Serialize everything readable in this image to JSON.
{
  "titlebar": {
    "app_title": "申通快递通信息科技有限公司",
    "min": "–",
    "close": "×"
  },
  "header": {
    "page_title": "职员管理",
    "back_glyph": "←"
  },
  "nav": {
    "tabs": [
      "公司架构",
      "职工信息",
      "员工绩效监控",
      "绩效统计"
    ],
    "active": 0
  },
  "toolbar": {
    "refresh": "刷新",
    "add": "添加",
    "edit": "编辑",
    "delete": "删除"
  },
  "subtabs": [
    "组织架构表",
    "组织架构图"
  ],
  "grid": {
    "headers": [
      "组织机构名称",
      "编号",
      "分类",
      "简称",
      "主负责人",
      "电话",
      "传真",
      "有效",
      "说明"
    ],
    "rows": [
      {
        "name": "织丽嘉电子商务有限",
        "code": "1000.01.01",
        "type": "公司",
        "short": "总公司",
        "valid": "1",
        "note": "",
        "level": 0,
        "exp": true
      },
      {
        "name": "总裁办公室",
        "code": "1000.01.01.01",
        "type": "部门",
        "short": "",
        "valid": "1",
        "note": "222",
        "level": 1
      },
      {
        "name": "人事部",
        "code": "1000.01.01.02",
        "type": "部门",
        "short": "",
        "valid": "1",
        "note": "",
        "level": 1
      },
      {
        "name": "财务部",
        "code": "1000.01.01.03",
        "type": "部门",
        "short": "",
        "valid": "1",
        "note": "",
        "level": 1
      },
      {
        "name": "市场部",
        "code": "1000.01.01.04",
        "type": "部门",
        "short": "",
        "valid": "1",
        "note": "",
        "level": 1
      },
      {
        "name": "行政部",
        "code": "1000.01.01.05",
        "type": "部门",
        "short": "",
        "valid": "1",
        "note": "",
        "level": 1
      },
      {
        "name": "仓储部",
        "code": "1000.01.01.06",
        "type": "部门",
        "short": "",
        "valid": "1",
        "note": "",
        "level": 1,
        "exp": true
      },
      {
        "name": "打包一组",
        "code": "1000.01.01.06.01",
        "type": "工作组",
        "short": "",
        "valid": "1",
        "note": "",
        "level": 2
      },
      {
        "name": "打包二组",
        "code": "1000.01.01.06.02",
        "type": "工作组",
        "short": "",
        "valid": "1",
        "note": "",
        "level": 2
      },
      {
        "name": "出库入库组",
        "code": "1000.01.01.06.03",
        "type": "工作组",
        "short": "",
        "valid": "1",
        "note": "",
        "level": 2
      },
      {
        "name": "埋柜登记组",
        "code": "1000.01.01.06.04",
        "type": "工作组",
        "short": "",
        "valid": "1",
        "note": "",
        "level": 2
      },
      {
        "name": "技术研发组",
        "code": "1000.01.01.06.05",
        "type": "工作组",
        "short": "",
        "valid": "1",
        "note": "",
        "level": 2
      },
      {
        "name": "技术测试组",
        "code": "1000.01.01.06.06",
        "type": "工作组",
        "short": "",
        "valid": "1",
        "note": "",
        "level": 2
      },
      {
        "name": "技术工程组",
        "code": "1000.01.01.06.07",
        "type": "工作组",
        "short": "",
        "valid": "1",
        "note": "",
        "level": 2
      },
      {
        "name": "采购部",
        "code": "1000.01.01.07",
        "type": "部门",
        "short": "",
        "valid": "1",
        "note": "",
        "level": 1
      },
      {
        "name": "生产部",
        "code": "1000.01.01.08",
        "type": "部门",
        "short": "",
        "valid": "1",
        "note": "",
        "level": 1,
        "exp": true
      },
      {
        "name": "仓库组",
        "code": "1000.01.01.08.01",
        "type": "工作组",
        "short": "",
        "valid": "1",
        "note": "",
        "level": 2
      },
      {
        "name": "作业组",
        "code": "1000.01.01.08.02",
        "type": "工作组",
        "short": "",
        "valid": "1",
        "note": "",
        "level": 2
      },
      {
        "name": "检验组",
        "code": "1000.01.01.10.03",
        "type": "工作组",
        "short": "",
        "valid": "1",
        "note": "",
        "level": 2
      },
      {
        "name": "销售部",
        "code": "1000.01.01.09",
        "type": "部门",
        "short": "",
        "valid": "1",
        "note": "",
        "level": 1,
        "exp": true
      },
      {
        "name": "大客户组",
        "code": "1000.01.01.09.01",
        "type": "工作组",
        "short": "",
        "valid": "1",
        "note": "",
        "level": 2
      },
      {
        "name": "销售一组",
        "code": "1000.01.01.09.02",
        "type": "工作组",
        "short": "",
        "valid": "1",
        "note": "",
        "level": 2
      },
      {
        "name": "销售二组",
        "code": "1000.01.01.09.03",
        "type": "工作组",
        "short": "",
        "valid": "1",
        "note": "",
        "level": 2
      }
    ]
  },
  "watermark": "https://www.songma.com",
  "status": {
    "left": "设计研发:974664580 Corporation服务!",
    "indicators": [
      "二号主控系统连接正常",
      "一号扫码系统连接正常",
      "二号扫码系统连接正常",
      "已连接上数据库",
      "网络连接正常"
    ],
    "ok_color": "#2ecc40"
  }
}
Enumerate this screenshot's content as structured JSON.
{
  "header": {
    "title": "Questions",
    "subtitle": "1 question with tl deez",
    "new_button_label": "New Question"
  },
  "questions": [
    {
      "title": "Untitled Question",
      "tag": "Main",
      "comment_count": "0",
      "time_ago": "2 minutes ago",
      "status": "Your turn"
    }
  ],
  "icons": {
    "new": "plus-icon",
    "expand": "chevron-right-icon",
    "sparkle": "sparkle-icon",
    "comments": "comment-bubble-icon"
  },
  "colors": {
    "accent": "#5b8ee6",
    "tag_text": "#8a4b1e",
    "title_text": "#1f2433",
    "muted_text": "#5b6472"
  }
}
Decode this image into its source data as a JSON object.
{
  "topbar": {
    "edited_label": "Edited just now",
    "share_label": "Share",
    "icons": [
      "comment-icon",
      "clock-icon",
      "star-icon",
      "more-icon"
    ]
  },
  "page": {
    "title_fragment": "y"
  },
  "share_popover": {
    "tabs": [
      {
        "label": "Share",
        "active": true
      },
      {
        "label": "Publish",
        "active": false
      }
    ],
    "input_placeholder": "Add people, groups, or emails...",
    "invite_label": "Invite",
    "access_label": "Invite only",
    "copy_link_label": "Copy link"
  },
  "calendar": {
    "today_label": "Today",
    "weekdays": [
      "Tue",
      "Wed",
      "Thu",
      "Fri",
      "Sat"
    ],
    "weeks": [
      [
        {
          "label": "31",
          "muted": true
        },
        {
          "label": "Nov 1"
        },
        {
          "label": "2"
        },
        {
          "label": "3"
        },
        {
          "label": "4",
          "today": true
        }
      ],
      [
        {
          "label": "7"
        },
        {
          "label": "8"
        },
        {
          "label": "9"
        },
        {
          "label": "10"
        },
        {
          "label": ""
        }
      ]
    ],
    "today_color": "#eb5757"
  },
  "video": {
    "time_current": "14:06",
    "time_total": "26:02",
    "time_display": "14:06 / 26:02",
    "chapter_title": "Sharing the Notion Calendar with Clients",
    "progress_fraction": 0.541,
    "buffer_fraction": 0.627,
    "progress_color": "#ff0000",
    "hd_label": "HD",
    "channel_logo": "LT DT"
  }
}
§ §
> [Written problem]
Retype the whole listing above exactly.

> [Solution to the problem]
Serialize everything readable in this image to JSON.
{
  "titlebar": {
    "app_title": "申通快递通信息科技有限公司",
    "min": "–",
    "close": "×"
  },
  "header": {
    "page_title": "职员管理",
    "back_glyph": "←"
  },
  "nav": {
    "tabs": [
      "公司架构",
      "职工信息",
      "员工绩效监控",
      "绩效统计"
    ],
    "active": 0
  },
  "toolbar": {
    "refresh": "刷新",
    "add": "添加",
    "edit": "编辑",
    "delete": "删除"
  },
  "subtabs": [
    "组织架构表",
    "组织架构图"
  ],
  "grid": {
    "headers": [
      "组织机构名称",
      "编号",
      "分类",
      "简称",
      "主负责人",
      "电话",
      "传真",
      "有效",
      "说明"
    ],
    "rows": [
      {
        "name": "织丽嘉电子商务有限",
        "code": "1000.01.01",
        "type": "公司",
        "short": "总公司",
        "valid": "1",
        "note": "",
        "level": 0,
        "exp": true
      },
      {
        "name": "总裁办公室",
        "code": "1000.01.01.01",
        "type": "部门",
        "short": "",
        "valid": "1",
        "note": "222",
        "level": 1
      },
      {
        "name": "人事部",
        "code": "1000.01.01.02",
        "type": "部门",
        "short": "",
        "valid": "1",
        "note": "",
        "level": 1
      },
      {
        "name": "财务部",
        "code": "1000.01.01.03",
        "type": "部门",
        "short": "",
        "valid": "1",
        "note": "",
        "level": 1
      },
      {
        "name": "市场部",
        "code": "1000.01.01.04",
        "type": "部门",
        "short": "",
        "valid": "1",
        "note": "",
        "level": 1
      },
      {
        "name": "行政部",
        "code": "1000.01.01.05",
        "type": "部门",
        "short": "",
        "valid": "1",
        "note": "",
        "level": 1
      },
      {
        "name": "仓储部",
        "code": "1000.01.01.06",
        "type": "部门",
        "short": "",
        "valid": "1",
        "note": "",
        "level": 1,
        "exp": true
      },
      {
        "name": "打包一组",
        "code": "1000.01.01.06.01",
        "type": "工作组",
        "short": "",
        "valid": "1",
        "note": "",
        "level": 2
      },
      {
        "name": "打包二组",
        "code": "1000.01.01.06.02",
        "type": "工作组",
        "short": "",
        "valid": "1",
        "note": "",
        "level": 2
      },
      {
        "name": "出库入库组",
        "code": "1000.01.01.06.03",
        "type": "工作组",
        "short": "",
        "valid": "1",
        "note": "",
        "level": 2
      },
      {
        "name": "埋柜登记组",
        "code": "1000.01.01.06.04",
        "type": "工作组",
        "short": "",
        "valid": "1",
        "note": "",
        "level": 2
      },
      {
        "name": "技术研发组",
        "code": "1000.01.01.06.05",
        "type": "工作组",
        "short": "",
        "valid": "1",
        "note": "",
        "level": 2
      },
      {
        "name": "技术测试组",
        "code": "1000.01.01.06.06",
        "type": "工作组",
        "short": "",
        "valid": "1",
        "note": "",
        "level": 2
      },
      {
        "name": "技术工程组",
        "code": "1000.01.01.06.07",
        "type": "工作组",
        "short": "",
        "valid": "1",
        "note": "",
        "level": 2
      },
      {
        "name": "采购部",
        "code": "1000.01.01.07",
        "type": "部门",
        "short": "",
        "valid": "1",
        "note": "",
        "level": 1
      },
      {
        "name": "生产部",
        "code": "1000.01.01.08",
        "type": "部门",
        "short": "",
        "valid": "1",
        "note": "",
        "level": 1,
        "exp": true
      },
      {
        "name": "仓库组",
        "code": "1000.01.01.08.01",
        "type": "工作组",
        "short": "",
        "valid": "1",
        "note": "",
        "level": 2
      },
      {
        "name": "作业组",
        "code": "1000.01.01.08.02",
        "type": "工作组",
        "short": "",
        "valid": "1",
        "note": "",
        "level": 2
      },
      {
        "name": "检验组",
        "code": "1000.01.01.10.03",
        "type": "工作组",
        "short": "",
        "valid": "1",
        "note": "",
        "level": 2
      },
      {
        "name": "销售部",
        "code": "1000.01.01.09",
        "type": "部门",
        "short": "",
        "valid": "1",
        "note": "",
        "level": 1,
        "exp": true
      },
      {
        "name": "大客户组",
        "code": "1000.01.01.09.01",
        "type": "工作组",
        "short": "",
        "valid": "1",
        "note": "",
        "level": 2
      },
      {
        "name": "销售一组",
        "code": "1000.01.01.09.02",
        "type": "工作组",
        "short": "",
        "valid": "1",
        "note": "",
        "level": 2
      },
      {
        "name": "销售二组",
        "code": "1000.01.01.09.03",
        "type": "工作组",
        "short": "",
        "valid": "1",
        "note": "",
        "level": 2
      }
    ]
  },
  "watermark": "https://www.songma.com",
  "status": {
    "left": "设计研发:974664580 Corporation服务!",
    "indicators": [
      "二号主控系统连接正常",
      "一号扫码系统连接正常",
      "二号扫码系统连接正常",
      "已连接上数据库",
      "网络连接正常"
    ],
    "ok_color": "#2ecc40"
  }
}
Enumerate this screenshot's content as structured JSON.
{
  "header": {
    "title": "Questions",
    "subtitle": "1 question with tl deez",
    "new_button_label": "New Question"
  },
  "questions": [
    {
      "title": "Untitled Question",
      "tag": "Main",
      "comment_count": "0",
      "time_ago": "2 minutes ago",
      "status": "Your turn"
    }
  ],
  "icons": {
    "new": "plus-icon",
    "expand": "chevron-right-icon",
    "sparkle": "sparkle-icon",
    "comments": "comment-bubble-icon"
  },
  "colors": {
    "accent": "#5b8ee6",
    "tag_text": "#8a4b1e",
    "title_text": "#1f2433",
    "muted_text": "#5b6472"
  }
}
Decode this image into its source data as a JSON object.
{
  "topbar": {
    "edited_label": "Edited just now",
    "share_label": "Share",
    "icons": [
      "comment-icon",
      "clock-icon",
      "star-icon",
      "more-icon"
    ]
  },
  "page": {
    "title_fragment": "y"
  },
  "share_popover": {
    "tabs": [
      {
        "label": "Share",
        "active": true
      },
      {
        "label": "Publish",
        "active": false
      }
    ],
    "input_placeholder": "Add people, groups, or emails...",
    "invite_label": "Invite",
    "access_label": "Invite only",
    "copy_link_label": "Copy link"
  },
  "calendar": {
    "today_label": "Today",
    "weekdays": [
      "Tue",
      "Wed",
      "Thu",
      "Fri",
      "Sat"
    ],
    "weeks": [
      [
        {
          "label": "31",
          "muted": true
        },
        {
          "label": "Nov 1"
        },
        {
          "label": "2"
        },
        {
          "label": "3"
        },
        {
          "label": "4",
          "today": true
        }
      ],
      [
        {
          "label": "7"
        },
        {
          "label": "8"
        },
        {
          "label": "9"
        },
        {
          "label": "10"
        },
        {
          "label": ""
        }
      ]
    ],
    "today_color": "#eb5757"
  },
  "video": {
    "time_current": "14:06",
    "time_total": "26:02",
    "time_display": "14:06 / 26:02",
    "chapter_title": "Sharing the Notion Calendar with Clients",
    "progress_fraction": 0.541,
    "buffer_fraction": 0.627,
    "progress_color": "#ff0000",
    "hd_label": "HD",
    "channel_logo": "LT DT"
  }
}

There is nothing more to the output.